▸ Goal of the exercise
Reproduce the following records line for line, with no changes.

▸ Dataset records
____
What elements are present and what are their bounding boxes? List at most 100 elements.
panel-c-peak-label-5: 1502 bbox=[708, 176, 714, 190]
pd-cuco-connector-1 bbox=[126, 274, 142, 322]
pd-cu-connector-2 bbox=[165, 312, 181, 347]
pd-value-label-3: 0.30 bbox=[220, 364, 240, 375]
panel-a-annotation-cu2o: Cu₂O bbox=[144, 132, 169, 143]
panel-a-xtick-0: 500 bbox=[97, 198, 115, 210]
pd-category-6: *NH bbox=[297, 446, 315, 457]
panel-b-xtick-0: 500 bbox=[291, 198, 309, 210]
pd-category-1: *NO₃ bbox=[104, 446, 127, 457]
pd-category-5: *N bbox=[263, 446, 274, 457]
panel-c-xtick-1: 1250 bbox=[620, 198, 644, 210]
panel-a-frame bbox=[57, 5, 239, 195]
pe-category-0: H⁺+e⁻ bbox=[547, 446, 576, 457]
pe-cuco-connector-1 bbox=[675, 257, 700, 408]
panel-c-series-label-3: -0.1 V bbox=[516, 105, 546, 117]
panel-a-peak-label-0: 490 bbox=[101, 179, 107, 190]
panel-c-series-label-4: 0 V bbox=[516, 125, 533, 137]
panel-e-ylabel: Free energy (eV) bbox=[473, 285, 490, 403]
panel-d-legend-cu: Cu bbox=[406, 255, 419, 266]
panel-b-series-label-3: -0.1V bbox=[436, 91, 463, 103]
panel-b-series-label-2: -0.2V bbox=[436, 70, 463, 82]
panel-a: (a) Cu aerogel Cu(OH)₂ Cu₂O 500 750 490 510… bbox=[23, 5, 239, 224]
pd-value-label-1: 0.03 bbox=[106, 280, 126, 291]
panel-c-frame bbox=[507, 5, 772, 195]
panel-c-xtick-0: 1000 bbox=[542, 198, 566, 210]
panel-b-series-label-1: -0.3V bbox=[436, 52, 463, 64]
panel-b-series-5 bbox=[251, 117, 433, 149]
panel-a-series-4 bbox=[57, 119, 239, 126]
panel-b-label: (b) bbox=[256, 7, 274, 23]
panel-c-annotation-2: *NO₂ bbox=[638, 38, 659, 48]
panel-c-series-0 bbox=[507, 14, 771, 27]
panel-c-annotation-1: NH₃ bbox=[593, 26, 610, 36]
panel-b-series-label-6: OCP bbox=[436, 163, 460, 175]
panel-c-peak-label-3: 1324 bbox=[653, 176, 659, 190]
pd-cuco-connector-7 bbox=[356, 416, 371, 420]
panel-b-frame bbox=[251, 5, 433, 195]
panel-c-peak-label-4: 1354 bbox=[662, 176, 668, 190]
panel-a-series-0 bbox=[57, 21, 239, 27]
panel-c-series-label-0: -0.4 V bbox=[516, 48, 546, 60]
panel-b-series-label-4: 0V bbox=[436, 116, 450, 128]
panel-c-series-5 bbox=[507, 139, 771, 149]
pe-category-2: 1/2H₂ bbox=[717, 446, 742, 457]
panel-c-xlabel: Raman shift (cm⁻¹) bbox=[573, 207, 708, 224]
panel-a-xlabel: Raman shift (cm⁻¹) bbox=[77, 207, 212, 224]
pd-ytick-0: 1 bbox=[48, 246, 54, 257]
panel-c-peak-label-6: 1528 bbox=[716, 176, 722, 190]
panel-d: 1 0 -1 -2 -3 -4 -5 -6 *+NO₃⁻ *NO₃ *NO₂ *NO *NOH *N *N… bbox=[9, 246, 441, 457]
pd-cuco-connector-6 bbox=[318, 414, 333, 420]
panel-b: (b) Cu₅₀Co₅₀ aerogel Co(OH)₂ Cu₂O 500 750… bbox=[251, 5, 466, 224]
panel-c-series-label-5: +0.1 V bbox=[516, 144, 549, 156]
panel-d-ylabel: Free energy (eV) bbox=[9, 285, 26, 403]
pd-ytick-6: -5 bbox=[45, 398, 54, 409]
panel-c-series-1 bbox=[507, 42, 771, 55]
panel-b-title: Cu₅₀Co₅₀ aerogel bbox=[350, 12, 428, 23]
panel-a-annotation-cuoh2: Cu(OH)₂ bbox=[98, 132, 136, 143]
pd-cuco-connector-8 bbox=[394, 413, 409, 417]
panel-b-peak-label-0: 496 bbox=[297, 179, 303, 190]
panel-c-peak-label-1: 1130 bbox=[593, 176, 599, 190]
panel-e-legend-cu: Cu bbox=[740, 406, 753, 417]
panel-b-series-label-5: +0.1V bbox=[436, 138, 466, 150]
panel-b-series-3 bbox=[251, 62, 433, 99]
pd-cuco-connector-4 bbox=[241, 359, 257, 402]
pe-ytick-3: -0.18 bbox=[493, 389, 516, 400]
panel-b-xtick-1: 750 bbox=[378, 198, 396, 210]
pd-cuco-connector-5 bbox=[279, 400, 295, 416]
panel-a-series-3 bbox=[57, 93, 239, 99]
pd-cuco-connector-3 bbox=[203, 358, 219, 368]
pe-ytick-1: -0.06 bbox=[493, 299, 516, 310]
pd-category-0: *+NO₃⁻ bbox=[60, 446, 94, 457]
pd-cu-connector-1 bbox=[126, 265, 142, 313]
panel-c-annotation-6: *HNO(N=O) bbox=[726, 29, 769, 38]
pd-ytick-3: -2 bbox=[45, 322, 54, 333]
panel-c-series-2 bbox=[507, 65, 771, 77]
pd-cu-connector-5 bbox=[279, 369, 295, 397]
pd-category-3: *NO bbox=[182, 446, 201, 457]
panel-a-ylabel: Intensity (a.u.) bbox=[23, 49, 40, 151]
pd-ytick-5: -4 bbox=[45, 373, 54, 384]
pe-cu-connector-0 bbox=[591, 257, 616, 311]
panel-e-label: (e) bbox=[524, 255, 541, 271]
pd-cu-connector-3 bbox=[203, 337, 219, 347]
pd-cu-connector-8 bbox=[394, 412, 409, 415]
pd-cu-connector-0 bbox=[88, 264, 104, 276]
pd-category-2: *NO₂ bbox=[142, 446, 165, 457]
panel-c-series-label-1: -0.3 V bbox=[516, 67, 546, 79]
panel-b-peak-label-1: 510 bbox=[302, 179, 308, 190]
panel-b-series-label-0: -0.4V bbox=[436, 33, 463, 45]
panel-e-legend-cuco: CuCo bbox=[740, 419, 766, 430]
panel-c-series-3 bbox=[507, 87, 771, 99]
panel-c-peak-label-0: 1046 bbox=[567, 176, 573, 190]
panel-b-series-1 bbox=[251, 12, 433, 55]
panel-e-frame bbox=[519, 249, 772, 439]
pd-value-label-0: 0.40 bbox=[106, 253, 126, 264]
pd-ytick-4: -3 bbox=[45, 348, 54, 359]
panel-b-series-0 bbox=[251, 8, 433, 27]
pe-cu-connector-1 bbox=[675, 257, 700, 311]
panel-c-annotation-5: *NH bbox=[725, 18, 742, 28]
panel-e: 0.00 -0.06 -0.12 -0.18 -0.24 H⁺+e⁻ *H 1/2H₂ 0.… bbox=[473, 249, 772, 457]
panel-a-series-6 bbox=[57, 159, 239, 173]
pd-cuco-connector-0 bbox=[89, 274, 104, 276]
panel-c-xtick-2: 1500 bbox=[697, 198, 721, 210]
____
▸ Result of this exercise
What elements are present and what are their bounding boxes? List at most 100 elements.
panel-c-peak-label-5: 1502 bbox=[708, 176, 714, 190]
pd-cuco-connector-1 bbox=[126, 274, 142, 322]
pd-cu-connector-2 bbox=[165, 312, 181, 347]
pd-value-label-3: 0.30 bbox=[220, 364, 240, 375]
panel-a-annotation-cu2o: Cu₂O bbox=[144, 132, 169, 143]
panel-a-xtick-0: 500 bbox=[97, 198, 115, 210]
pd-category-6: *NH bbox=[297, 446, 315, 457]
panel-b-xtick-0: 500 bbox=[291, 198, 309, 210]
pd-category-1: *NO₃ bbox=[104, 446, 127, 457]
pd-category-5: *N bbox=[263, 446, 274, 457]
panel-c-xtick-1: 1250 bbox=[620, 198, 644, 210]
panel-a-frame bbox=[57, 5, 239, 195]
pe-category-0: H⁺+e⁻ bbox=[547, 446, 576, 457]
pe-cuco-connector-1 bbox=[675, 257, 700, 408]
panel-c-series-label-3: -0.1 V bbox=[516, 105, 546, 117]
panel-a-peak-label-0: 490 bbox=[101, 179, 107, 190]
panel-c-series-label-4: 0 V bbox=[516, 125, 533, 137]
panel-e-ylabel: Free energy (eV) bbox=[473, 285, 490, 403]
panel-d-legend-cu: Cu bbox=[406, 255, 419, 266]
panel-b-series-label-3: -0.1V bbox=[436, 91, 463, 103]
panel-b-series-label-2: -0.2V bbox=[436, 70, 463, 82]
panel-a: (a) Cu aerogel Cu(OH)₂ Cu₂O 500 750 490 510… bbox=[23, 5, 239, 224]
pd-value-label-1: 0.03 bbox=[106, 280, 126, 291]
panel-c-frame bbox=[507, 5, 772, 195]
panel-c-xtick-0: 1000 bbox=[542, 198, 566, 210]
panel-b-series-label-1: -0.3V bbox=[436, 52, 463, 64]
panel-b-series-5 bbox=[251, 117, 433, 149]
panel-a-series-4 bbox=[57, 119, 239, 126]
panel-b-label: (b) bbox=[256, 7, 274, 23]
panel-c-annotation-2: *NO₂ bbox=[638, 38, 659, 48]
panel-c-series-0 bbox=[507, 14, 771, 27]
panel-c-annotation-1: NH₃ bbox=[593, 26, 610, 36]
panel-b-series-label-6: OCP bbox=[436, 163, 460, 175]
panel-c-peak-label-3: 1324 bbox=[653, 176, 659, 190]
pd-cuco-connector-7 bbox=[356, 416, 371, 420]
panel-b-frame bbox=[251, 5, 433, 195]
panel-c-peak-label-4: 1354 bbox=[662, 176, 668, 190]
panel-a-series-0 bbox=[57, 21, 239, 27]
panel-c-series-label-0: -0.4 V bbox=[516, 48, 546, 60]
panel-b-series-label-4: 0V bbox=[436, 116, 450, 128]
panel-c-series-5 bbox=[507, 139, 771, 149]
pe-category-2: 1/2H₂ bbox=[717, 446, 742, 457]
panel-c-xlabel: Raman shift (cm⁻¹) bbox=[573, 207, 708, 224]
panel-a-xlabel: Raman shift (cm⁻¹) bbox=[77, 207, 212, 224]
pd-ytick-0: 1 bbox=[48, 246, 54, 257]
panel-c-peak-label-6: 1528 bbox=[716, 176, 722, 190]
panel-d: 1 0 -1 -2 -3 -4 -5 -6 *+NO₃⁻ *NO₃ *NO₂ *NO *NOH *N *N… bbox=[9, 246, 441, 457]
pd-cuco-connector-6 bbox=[318, 414, 333, 420]
panel-b: (b) Cu₅₀Co₅₀ aerogel Co(OH)₂ Cu₂O 500 750… bbox=[251, 5, 466, 224]
panel-c-series-label-5: +0.1 V bbox=[516, 144, 549, 156]
panel-d-ylabel: Free energy (eV) bbox=[9, 285, 26, 403]
pd-ytick-6: -5 bbox=[45, 398, 54, 409]
panel-c-series-1 bbox=[507, 42, 771, 55]
panel-b-title: Cu₅₀Co₅₀ aerogel bbox=[350, 12, 428, 23]
panel-a-annotation-cuoh2: Cu(OH)₂ bbox=[98, 132, 136, 143]
pd-cuco-connector-8 bbox=[394, 413, 409, 417]
panel-b-peak-label-0: 496 bbox=[297, 179, 303, 190]
panel-c-peak-label-1: 1130 bbox=[593, 176, 599, 190]
panel-e-legend-cu: Cu bbox=[740, 406, 753, 417]
panel-b-series-label-5: +0.1V bbox=[436, 138, 466, 150]
panel-b-series-3 bbox=[251, 62, 433, 99]
pd-cuco-connector-4 bbox=[241, 359, 257, 402]
pe-ytick-3: -0.18 bbox=[493, 389, 516, 400]
panel-b-xtick-1: 750 bbox=[378, 198, 396, 210]
pd-cuco-connector-5 bbox=[279, 400, 295, 416]
panel-a-series-3 bbox=[57, 93, 239, 99]
pd-cuco-connector-3 bbox=[203, 358, 219, 368]
pe-ytick-1: -0.06 bbox=[493, 299, 516, 310]
pd-category-0: *+NO₃⁻ bbox=[60, 446, 94, 457]
pd-cu-connector-1 bbox=[126, 265, 142, 313]
panel-c-annotation-6: *HNO(N=O) bbox=[726, 29, 769, 38]
pd-ytick-3: -2 bbox=[45, 322, 54, 333]
panel-c-series-2 bbox=[507, 65, 771, 77]
pd-cu-connector-5 bbox=[279, 369, 295, 397]
pd-category-3: *NO bbox=[182, 446, 201, 457]
panel-a-ylabel: Intensity (a.u.) bbox=[23, 49, 40, 151]
pd-ytick-5: -4 bbox=[45, 373, 54, 384]
pe-cu-connector-0 bbox=[591, 257, 616, 311]
panel-e-label: (e) bbox=[524, 255, 541, 271]
pd-cu-connector-3 bbox=[203, 337, 219, 347]
pd-cu-connector-8 bbox=[394, 412, 409, 415]
pd-cu-connector-0 bbox=[88, 264, 104, 276]
pd-category-2: *NO₂ bbox=[142, 446, 165, 457]
panel-c-series-label-1: -0.3 V bbox=[516, 67, 546, 79]
panel-b-peak-label-1: 510 bbox=[302, 179, 308, 190]
panel-b-series-label-0: -0.4V bbox=[436, 33, 463, 45]
panel-e-legend-cuco: CuCo bbox=[740, 419, 766, 430]
panel-c-series-3 bbox=[507, 87, 771, 99]
panel-c-peak-label-0: 1046 bbox=[567, 176, 573, 190]
panel-b-series-1 bbox=[251, 12, 433, 55]
panel-e-frame bbox=[519, 249, 772, 439]
pd-value-label-0: 0.40 bbox=[106, 253, 126, 264]
pd-ytick-4: -3 bbox=[45, 348, 54, 359]
panel-b-series-0 bbox=[251, 8, 433, 27]
pe-cu-connector-1 bbox=[675, 257, 700, 311]
panel-c-annotation-5: *NH bbox=[725, 18, 742, 28]
panel-e: 0.00 -0.06 -0.12 -0.18 -0.24 H⁺+e⁻ *H 1/2H₂ 0.… bbox=[473, 249, 772, 457]
panel-a-series-6 bbox=[57, 159, 239, 173]
pd-cuco-connector-0 bbox=[89, 274, 104, 276]
panel-c-xtick-2: 1500 bbox=[697, 198, 721, 210]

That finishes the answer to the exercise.